Exercise »
Keep every line where the word "ekranai" appears; drop the rest.

-- Start Dataset records --

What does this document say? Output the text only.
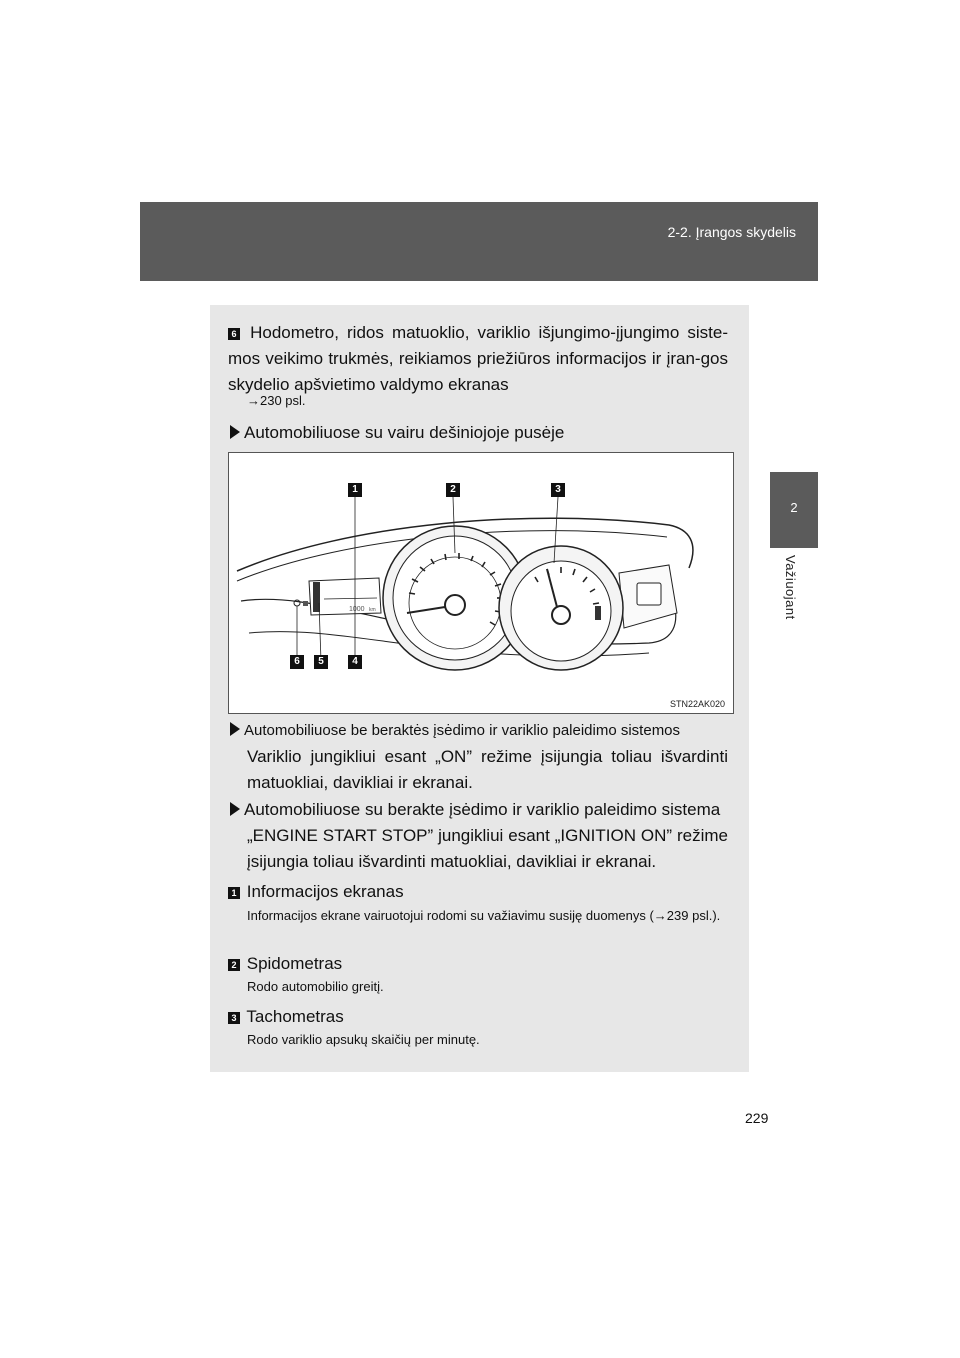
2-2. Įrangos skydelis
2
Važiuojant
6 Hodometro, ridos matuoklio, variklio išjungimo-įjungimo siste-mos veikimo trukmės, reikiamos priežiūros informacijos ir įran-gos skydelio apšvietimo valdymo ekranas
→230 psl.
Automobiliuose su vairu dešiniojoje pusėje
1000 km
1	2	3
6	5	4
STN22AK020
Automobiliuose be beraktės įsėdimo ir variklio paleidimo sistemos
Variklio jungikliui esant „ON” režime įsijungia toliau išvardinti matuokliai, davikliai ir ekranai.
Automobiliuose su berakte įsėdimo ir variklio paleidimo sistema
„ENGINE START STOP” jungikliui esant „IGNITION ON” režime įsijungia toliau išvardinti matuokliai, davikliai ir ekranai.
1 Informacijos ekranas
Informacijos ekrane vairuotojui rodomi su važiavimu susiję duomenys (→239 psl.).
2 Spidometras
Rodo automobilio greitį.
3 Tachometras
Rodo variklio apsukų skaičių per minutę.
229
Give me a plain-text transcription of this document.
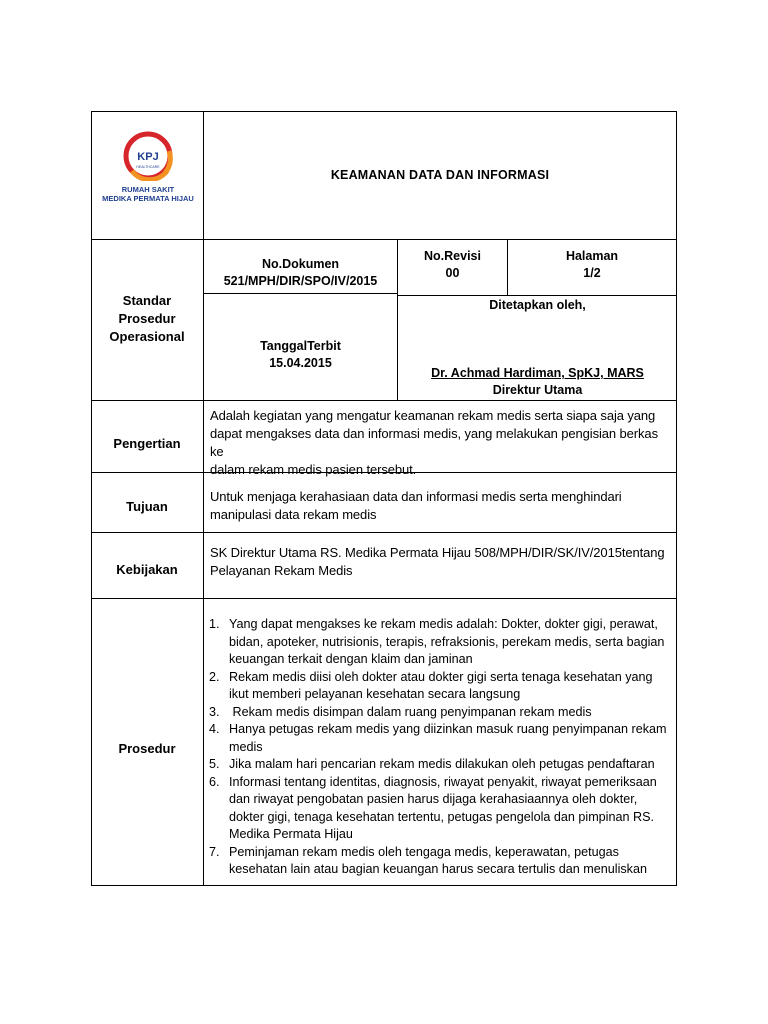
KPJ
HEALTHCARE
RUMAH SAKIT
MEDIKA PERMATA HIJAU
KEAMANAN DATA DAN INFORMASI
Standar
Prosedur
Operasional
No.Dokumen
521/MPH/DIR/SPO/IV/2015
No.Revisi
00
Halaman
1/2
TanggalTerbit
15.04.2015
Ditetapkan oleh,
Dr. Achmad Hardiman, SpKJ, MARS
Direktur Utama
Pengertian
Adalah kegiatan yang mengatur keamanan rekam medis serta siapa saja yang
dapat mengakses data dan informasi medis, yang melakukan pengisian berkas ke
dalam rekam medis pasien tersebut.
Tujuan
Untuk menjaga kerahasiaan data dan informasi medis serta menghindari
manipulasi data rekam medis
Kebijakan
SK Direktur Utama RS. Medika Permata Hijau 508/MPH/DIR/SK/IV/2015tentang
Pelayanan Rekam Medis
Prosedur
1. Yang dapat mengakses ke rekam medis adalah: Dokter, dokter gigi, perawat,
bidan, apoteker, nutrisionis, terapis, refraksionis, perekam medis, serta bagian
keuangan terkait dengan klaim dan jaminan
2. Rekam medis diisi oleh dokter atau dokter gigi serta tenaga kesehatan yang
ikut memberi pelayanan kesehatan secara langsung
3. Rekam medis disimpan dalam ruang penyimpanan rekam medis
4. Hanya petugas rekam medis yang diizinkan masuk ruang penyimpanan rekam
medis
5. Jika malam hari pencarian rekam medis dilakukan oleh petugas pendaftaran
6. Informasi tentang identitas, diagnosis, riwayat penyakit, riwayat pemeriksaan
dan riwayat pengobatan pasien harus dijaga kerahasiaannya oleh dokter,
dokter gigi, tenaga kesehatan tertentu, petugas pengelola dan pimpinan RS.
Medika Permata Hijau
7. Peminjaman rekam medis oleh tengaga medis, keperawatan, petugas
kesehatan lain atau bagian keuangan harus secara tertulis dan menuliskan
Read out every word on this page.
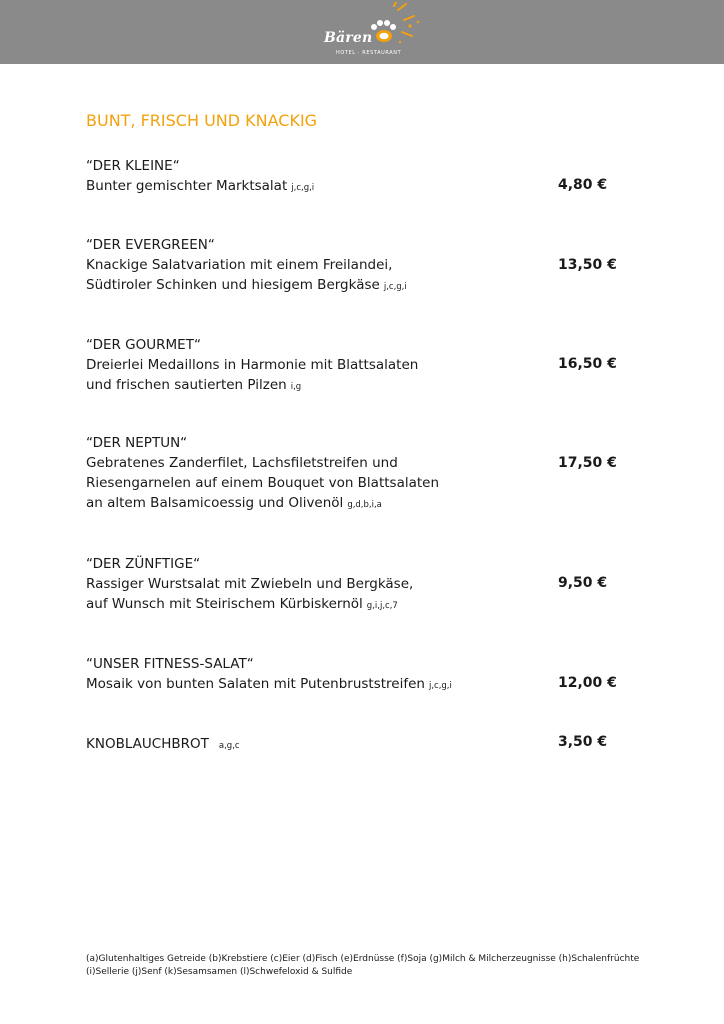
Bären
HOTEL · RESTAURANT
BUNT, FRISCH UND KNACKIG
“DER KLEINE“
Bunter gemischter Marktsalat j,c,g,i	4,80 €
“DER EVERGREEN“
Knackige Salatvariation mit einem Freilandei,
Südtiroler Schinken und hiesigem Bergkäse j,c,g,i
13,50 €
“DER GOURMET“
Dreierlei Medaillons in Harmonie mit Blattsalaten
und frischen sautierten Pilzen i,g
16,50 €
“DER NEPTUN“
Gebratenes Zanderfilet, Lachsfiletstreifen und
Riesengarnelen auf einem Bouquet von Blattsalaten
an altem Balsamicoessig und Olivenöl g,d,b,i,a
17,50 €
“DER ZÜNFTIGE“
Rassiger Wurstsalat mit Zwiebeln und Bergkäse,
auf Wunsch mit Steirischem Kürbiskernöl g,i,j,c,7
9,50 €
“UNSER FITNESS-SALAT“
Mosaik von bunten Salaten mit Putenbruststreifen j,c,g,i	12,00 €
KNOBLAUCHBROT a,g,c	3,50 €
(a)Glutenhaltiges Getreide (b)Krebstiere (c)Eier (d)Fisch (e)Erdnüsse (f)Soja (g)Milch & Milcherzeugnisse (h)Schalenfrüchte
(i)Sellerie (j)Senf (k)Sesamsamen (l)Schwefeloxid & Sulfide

-- End Dataset records --
-- Start Dataset records --

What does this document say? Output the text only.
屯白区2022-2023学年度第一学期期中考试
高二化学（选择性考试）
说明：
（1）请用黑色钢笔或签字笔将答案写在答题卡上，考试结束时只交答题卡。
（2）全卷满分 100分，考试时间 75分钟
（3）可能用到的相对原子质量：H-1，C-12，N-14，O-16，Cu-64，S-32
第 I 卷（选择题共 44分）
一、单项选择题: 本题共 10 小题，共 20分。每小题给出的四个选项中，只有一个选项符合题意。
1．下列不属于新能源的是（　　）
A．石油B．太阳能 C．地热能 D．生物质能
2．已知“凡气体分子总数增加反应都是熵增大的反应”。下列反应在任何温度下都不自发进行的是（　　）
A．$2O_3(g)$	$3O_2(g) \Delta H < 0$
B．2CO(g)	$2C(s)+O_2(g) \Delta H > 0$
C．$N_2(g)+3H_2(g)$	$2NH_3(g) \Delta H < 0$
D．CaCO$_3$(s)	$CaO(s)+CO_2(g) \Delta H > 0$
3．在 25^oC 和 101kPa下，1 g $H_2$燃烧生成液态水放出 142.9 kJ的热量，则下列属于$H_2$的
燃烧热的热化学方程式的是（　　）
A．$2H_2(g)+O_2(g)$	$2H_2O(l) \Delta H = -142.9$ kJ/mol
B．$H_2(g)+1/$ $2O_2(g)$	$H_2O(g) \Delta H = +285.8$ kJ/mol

-- End Dataset records --

Problem solution »
Variklio jungikliui esant „ON” režime įsijungia toliau išvardinti matuokliai, davikliai ir ekranai.
„ENGINE START STOP” jungikliui esant „IGNITION ON” režime įsijungia toliau išvardinti matuokliai, davikliai ir ekranai.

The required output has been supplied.